DOCUMENT EXTRACT:
○ ○ ○

Randi Weingarten at Stonewall Jackson MS

AFT state and national officers chat with students at Stonewall Jackson Middle School in Charleston, W.Va.

Stonewall Jackson Middle School hosted a festive celebration of literacy and learning on Dec. 16 when local, state and national AFT officers toured the Charleston school along with representatives from First Book, a national nonprofit organization that puts reading material in the hands of children in need.

The AFT has partnered with First Book to provide new books to students at Stonewall Jackson and one of its feeder elementary schools, along with school grants to purchase more volumes. Plans are under way to involve the school in an AFT Innovation Fund grant to help revitalize the city’s neighborhoods through “community schools”— buildings that offer a range of health, social and other services to children and their families. Stonewall Jackson also has been designated as a five-year community development school pilot program by the state Legislature.

○ ○ ○

Rows from a layout dataset
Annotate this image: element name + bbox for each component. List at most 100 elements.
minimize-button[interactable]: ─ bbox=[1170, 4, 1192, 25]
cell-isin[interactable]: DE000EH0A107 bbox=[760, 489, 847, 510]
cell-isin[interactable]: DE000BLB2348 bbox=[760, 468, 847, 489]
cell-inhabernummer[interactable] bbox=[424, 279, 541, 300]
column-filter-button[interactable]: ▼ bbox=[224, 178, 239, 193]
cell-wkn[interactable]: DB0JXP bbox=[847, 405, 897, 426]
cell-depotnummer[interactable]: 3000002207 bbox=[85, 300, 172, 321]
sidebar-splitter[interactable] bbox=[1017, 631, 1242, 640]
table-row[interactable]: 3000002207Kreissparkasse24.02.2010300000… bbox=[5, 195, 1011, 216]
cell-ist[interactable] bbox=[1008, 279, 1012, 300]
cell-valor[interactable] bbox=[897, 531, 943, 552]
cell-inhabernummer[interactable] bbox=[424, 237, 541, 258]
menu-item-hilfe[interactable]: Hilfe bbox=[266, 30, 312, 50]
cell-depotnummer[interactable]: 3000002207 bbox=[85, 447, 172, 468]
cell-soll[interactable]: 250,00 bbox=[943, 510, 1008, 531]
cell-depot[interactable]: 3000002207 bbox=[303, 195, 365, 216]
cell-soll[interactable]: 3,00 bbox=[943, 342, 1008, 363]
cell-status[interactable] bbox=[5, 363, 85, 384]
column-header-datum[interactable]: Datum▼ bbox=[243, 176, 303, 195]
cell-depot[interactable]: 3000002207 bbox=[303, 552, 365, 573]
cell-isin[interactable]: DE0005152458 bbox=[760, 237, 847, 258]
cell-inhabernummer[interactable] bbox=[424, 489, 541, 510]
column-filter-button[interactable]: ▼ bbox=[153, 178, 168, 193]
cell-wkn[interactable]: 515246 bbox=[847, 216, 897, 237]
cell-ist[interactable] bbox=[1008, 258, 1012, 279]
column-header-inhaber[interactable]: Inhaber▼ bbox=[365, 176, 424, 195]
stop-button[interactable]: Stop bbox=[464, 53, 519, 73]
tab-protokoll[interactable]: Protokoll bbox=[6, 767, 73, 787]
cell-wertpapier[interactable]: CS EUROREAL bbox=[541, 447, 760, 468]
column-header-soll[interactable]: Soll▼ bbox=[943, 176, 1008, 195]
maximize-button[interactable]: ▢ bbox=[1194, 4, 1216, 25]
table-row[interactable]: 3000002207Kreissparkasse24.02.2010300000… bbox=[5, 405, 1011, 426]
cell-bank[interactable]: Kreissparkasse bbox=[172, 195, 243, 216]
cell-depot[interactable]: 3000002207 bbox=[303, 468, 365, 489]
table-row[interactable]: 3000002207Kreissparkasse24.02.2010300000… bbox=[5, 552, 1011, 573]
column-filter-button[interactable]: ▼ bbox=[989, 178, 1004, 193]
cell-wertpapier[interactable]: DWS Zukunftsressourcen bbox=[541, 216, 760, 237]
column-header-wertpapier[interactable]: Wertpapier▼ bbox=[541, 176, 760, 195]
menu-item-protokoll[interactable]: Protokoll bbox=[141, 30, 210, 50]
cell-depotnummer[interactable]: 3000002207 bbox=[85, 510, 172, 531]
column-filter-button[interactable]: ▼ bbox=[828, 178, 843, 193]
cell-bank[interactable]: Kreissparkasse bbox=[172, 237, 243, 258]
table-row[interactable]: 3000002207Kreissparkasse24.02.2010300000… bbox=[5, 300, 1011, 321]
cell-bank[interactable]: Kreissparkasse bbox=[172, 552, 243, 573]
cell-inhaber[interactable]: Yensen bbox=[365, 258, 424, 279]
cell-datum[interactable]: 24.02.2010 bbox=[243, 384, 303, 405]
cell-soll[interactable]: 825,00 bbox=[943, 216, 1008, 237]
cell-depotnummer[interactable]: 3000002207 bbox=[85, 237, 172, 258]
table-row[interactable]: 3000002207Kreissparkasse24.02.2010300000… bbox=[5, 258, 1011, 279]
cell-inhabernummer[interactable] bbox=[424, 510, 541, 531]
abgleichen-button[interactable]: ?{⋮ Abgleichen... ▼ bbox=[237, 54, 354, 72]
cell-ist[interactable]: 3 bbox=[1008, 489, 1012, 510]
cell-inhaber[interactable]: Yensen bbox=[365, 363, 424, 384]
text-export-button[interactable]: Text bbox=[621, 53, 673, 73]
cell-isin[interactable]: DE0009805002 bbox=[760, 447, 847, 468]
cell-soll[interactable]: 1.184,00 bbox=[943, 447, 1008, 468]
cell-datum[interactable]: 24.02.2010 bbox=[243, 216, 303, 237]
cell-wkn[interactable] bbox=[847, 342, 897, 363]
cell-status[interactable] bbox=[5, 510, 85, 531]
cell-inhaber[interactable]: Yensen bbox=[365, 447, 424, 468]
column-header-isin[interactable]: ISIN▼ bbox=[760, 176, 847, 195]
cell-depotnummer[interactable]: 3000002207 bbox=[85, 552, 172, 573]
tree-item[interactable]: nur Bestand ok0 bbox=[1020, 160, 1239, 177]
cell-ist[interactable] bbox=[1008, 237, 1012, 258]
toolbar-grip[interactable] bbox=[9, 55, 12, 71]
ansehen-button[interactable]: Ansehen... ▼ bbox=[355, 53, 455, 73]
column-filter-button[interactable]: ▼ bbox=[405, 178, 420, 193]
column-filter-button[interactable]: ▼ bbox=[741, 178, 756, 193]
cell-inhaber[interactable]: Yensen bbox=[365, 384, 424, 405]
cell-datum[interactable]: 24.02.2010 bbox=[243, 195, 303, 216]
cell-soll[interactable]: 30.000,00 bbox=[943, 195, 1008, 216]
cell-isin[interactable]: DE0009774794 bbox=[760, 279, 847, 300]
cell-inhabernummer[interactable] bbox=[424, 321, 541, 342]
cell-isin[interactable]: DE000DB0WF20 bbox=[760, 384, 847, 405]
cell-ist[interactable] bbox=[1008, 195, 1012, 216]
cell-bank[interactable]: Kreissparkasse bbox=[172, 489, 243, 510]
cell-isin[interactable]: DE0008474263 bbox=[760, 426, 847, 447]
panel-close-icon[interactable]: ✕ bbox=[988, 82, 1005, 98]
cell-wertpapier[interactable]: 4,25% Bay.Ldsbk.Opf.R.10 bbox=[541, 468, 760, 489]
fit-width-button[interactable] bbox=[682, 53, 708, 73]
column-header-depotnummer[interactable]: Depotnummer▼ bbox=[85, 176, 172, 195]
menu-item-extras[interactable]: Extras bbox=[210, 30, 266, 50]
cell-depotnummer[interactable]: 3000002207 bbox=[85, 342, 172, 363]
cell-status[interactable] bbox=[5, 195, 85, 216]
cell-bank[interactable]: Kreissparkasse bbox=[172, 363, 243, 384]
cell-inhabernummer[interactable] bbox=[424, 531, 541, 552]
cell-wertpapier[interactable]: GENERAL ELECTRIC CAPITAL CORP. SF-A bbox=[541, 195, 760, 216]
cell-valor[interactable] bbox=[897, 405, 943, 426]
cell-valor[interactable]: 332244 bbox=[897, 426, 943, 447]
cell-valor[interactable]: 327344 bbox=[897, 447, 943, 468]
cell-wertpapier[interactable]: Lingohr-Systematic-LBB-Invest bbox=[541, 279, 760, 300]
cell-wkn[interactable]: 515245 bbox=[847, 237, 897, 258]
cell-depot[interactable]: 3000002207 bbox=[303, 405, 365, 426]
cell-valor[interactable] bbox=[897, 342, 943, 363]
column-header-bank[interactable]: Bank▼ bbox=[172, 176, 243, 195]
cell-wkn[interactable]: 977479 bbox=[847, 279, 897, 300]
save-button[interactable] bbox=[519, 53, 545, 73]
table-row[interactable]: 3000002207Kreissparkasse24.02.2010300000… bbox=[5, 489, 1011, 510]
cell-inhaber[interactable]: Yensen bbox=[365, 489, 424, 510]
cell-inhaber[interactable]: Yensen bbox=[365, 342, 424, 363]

○ ○ ○

DIRECTIVES:
**a)** In the Stonewall Jackson text, what has the state Legislature designated the school as?
**b)** Reproduce everything in the Stonewall Jackson text from "Randi Weingarten at" down to "children in need.".

ANSWERS FOR THE EXERCISE:
**a)** A five-year community development school pilot program.

**b)**
Randi Weingarten at Stonewall Jackson MS

AFT state and national officers chat with students at Stonewall Jackson Middle School in Charleston, W.Va.

Stonewall Jackson Middle School hosted a festive celebration of literacy and learning on Dec. 16 when local, state and national AFT officers toured the Charleston school along with representatives from First Book, a national nonprofit organization that puts reading material in the hands of children in need.